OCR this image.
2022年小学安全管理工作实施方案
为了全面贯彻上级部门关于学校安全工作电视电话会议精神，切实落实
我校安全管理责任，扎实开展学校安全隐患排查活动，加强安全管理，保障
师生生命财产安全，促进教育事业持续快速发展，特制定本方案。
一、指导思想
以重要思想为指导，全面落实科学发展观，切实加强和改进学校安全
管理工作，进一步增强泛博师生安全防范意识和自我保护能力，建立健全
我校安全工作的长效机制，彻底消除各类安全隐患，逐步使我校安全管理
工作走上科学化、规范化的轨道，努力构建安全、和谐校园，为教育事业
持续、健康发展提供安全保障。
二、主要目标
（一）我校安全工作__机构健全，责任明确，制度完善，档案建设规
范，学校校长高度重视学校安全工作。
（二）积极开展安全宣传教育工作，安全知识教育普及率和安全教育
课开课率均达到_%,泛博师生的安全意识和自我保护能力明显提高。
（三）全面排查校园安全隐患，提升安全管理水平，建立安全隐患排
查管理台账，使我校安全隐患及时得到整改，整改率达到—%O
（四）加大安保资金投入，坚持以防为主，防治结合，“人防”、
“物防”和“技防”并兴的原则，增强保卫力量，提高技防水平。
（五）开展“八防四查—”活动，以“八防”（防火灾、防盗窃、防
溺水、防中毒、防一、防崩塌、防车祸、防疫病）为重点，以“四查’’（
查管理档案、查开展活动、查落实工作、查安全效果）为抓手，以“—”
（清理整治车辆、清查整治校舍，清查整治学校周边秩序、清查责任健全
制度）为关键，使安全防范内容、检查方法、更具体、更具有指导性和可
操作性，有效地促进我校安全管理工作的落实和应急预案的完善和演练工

...

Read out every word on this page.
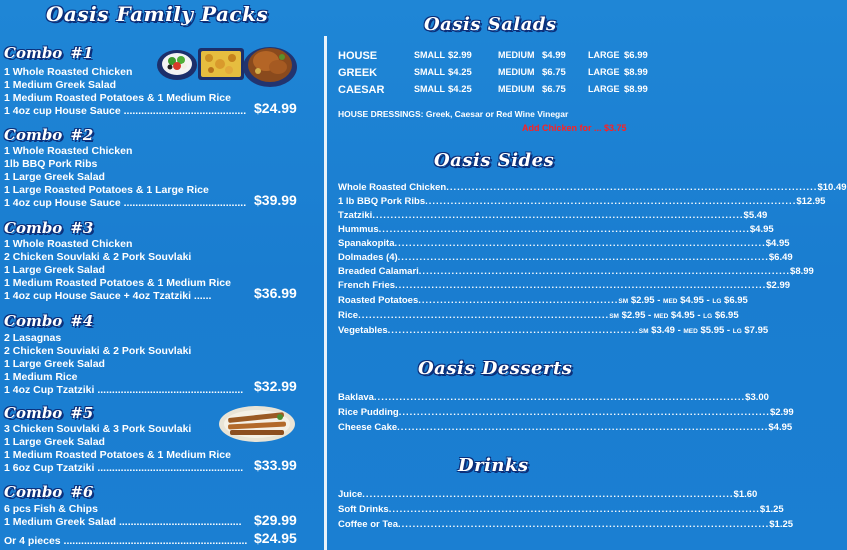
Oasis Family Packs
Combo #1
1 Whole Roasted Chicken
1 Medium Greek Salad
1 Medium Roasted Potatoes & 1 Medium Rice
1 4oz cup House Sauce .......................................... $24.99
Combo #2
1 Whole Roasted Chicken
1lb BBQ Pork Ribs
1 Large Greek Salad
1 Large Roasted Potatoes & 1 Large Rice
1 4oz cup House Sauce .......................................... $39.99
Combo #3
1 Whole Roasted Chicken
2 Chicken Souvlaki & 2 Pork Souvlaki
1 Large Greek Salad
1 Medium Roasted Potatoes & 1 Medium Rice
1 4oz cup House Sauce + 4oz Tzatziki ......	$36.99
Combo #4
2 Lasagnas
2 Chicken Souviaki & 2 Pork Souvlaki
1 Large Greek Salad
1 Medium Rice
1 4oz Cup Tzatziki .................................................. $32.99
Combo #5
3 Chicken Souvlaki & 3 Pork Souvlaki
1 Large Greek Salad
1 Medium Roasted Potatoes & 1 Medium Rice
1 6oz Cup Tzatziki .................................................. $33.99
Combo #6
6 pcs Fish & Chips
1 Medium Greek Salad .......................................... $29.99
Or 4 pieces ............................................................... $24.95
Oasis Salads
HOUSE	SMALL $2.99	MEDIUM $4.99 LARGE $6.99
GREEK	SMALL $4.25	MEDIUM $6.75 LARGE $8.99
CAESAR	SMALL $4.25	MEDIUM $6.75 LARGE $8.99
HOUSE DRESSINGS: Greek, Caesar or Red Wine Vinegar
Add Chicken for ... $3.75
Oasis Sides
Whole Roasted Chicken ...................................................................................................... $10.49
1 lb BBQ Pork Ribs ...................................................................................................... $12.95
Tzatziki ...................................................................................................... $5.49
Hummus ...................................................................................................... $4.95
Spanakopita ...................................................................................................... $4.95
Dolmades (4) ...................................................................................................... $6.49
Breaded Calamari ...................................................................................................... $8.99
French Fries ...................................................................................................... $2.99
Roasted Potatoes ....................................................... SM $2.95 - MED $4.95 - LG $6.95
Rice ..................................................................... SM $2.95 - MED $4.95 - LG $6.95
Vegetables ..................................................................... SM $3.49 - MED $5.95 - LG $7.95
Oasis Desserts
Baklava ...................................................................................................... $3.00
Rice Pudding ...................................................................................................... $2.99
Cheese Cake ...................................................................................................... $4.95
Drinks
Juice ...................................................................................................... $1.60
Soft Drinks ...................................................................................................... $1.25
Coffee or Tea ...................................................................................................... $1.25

- [Exercise goal] Copy out each line that contains the word "Pork".

- [Written reply]
1lb BBQ Pork Ribs
2 Chicken Souvlaki & 2 Pork Souvlaki
2 Chicken Souviaki & 2 Pork Souvlaki
3 Chicken Souvlaki & 3 Pork Souvlaki
1 lb BBQ Pork Ribs ...................................................................................................... $12.95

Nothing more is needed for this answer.